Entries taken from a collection
= = =

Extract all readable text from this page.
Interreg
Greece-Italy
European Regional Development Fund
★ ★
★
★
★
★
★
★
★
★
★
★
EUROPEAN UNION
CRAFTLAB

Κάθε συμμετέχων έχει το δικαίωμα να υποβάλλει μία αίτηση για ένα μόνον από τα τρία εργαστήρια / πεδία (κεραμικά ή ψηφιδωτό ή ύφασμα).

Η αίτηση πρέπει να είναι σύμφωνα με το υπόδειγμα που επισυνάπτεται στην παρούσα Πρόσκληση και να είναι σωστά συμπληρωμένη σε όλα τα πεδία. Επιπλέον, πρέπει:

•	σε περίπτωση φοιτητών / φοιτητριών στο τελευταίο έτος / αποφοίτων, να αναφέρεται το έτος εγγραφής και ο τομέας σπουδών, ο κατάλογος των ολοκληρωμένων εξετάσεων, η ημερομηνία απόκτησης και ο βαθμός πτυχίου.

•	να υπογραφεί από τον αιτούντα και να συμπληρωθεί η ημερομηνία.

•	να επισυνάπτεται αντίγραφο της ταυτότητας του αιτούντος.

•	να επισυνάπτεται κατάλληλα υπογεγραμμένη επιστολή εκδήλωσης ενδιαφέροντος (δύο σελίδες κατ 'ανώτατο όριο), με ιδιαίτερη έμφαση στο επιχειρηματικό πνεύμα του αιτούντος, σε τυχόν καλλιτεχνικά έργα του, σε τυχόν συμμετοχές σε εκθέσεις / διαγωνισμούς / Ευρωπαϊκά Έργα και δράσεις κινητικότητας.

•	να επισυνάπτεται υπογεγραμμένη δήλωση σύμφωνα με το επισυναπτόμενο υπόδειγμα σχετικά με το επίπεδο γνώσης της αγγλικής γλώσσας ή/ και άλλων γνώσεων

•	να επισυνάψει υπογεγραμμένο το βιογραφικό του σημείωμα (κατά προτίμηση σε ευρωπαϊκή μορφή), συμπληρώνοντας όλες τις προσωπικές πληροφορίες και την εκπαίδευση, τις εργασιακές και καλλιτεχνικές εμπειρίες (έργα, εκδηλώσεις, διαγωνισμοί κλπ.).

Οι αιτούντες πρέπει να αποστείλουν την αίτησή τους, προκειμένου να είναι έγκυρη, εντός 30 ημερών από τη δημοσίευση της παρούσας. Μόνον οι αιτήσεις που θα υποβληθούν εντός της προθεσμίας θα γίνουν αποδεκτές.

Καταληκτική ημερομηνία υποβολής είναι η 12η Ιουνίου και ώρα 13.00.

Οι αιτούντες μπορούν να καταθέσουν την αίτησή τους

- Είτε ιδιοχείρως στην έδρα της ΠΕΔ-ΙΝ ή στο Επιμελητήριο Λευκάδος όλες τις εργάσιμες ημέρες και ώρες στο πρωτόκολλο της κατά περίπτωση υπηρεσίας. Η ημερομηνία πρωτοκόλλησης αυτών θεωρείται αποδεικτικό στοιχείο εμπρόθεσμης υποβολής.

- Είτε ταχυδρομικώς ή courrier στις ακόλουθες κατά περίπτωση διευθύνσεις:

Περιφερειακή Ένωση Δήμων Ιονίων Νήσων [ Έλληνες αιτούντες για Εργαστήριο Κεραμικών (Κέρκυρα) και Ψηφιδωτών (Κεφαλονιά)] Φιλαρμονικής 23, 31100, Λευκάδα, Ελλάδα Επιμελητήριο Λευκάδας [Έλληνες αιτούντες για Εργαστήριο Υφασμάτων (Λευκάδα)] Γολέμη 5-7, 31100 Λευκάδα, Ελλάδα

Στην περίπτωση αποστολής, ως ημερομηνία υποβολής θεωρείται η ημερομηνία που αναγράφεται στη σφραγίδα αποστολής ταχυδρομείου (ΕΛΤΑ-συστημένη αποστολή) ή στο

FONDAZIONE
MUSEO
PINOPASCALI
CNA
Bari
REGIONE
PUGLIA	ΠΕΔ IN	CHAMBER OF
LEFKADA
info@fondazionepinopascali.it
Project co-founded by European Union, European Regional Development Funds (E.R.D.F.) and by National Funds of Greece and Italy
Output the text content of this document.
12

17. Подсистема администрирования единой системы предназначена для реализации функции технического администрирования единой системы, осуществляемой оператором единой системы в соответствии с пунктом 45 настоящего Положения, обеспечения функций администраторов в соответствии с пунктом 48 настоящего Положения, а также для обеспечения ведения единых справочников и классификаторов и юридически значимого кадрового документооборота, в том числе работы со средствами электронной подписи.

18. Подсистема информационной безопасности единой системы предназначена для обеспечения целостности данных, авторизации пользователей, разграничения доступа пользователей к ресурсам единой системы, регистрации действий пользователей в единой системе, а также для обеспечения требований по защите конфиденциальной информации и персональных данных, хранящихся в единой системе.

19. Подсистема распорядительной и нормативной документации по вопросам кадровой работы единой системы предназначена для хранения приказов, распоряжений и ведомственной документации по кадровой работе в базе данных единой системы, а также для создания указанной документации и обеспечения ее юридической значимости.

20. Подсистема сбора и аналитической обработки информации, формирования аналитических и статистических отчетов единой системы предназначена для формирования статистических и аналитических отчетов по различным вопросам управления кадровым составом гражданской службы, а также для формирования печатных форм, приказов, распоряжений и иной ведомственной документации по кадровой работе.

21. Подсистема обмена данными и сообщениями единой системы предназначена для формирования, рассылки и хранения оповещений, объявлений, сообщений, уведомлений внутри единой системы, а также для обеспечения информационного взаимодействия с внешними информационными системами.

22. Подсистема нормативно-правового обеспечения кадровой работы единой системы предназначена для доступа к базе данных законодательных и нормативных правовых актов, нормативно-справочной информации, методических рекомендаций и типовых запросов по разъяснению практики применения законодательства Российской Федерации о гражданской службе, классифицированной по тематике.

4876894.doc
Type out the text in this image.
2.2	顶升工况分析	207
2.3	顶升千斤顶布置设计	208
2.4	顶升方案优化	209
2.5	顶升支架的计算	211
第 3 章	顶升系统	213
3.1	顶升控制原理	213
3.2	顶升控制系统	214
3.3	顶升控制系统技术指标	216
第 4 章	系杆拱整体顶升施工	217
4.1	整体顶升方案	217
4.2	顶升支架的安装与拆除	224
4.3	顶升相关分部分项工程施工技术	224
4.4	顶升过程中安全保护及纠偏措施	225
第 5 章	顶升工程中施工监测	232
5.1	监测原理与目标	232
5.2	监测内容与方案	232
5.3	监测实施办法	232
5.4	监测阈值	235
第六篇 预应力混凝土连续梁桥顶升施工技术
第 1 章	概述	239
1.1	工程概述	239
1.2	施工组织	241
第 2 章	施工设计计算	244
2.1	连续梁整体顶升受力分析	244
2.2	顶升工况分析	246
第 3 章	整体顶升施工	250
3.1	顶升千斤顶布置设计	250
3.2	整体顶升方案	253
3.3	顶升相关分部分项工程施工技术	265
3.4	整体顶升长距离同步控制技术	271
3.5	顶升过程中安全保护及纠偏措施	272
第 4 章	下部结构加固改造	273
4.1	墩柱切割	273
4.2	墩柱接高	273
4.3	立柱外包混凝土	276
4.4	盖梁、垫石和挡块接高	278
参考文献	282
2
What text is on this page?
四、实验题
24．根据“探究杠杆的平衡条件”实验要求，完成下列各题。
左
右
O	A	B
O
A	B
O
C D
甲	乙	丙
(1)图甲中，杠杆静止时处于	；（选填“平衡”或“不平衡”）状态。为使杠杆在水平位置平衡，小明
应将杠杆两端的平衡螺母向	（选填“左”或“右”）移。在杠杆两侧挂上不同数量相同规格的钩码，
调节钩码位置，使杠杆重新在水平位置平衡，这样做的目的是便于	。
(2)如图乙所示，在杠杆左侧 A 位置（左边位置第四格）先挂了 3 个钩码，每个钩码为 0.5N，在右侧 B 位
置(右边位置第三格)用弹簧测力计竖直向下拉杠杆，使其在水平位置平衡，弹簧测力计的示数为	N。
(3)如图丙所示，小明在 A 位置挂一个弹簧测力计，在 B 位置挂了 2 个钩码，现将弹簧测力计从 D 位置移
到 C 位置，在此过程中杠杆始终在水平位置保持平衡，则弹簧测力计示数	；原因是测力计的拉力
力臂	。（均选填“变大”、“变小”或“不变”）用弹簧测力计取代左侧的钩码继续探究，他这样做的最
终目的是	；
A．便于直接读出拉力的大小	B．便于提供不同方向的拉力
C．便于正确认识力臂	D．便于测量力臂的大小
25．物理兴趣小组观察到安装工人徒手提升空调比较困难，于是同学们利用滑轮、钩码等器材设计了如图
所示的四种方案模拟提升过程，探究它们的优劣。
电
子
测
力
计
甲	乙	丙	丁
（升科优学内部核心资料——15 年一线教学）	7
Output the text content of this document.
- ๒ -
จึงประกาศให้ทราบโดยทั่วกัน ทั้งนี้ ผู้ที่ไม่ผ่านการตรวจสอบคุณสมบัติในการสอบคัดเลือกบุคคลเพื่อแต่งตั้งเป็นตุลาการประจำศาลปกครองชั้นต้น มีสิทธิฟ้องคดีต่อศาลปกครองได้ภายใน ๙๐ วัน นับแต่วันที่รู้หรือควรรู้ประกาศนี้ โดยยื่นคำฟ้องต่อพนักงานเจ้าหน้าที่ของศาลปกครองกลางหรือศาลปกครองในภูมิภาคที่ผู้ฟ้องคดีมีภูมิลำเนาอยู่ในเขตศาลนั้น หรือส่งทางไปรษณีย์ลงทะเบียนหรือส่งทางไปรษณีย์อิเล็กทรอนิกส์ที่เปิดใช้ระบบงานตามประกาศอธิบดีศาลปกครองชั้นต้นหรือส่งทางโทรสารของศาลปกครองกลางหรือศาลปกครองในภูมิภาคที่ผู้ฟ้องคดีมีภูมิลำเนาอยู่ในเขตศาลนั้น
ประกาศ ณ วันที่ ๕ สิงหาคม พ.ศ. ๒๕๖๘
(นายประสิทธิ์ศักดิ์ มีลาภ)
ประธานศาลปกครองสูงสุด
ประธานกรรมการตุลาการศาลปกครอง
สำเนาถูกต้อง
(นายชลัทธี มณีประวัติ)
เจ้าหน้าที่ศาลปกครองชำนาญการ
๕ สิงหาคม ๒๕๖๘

= = =

◆ DIRECTION:
How many lines of these entries contain the string "όλες"? Reply with the number alone.

◆ COMPLETE RESPONSE:
2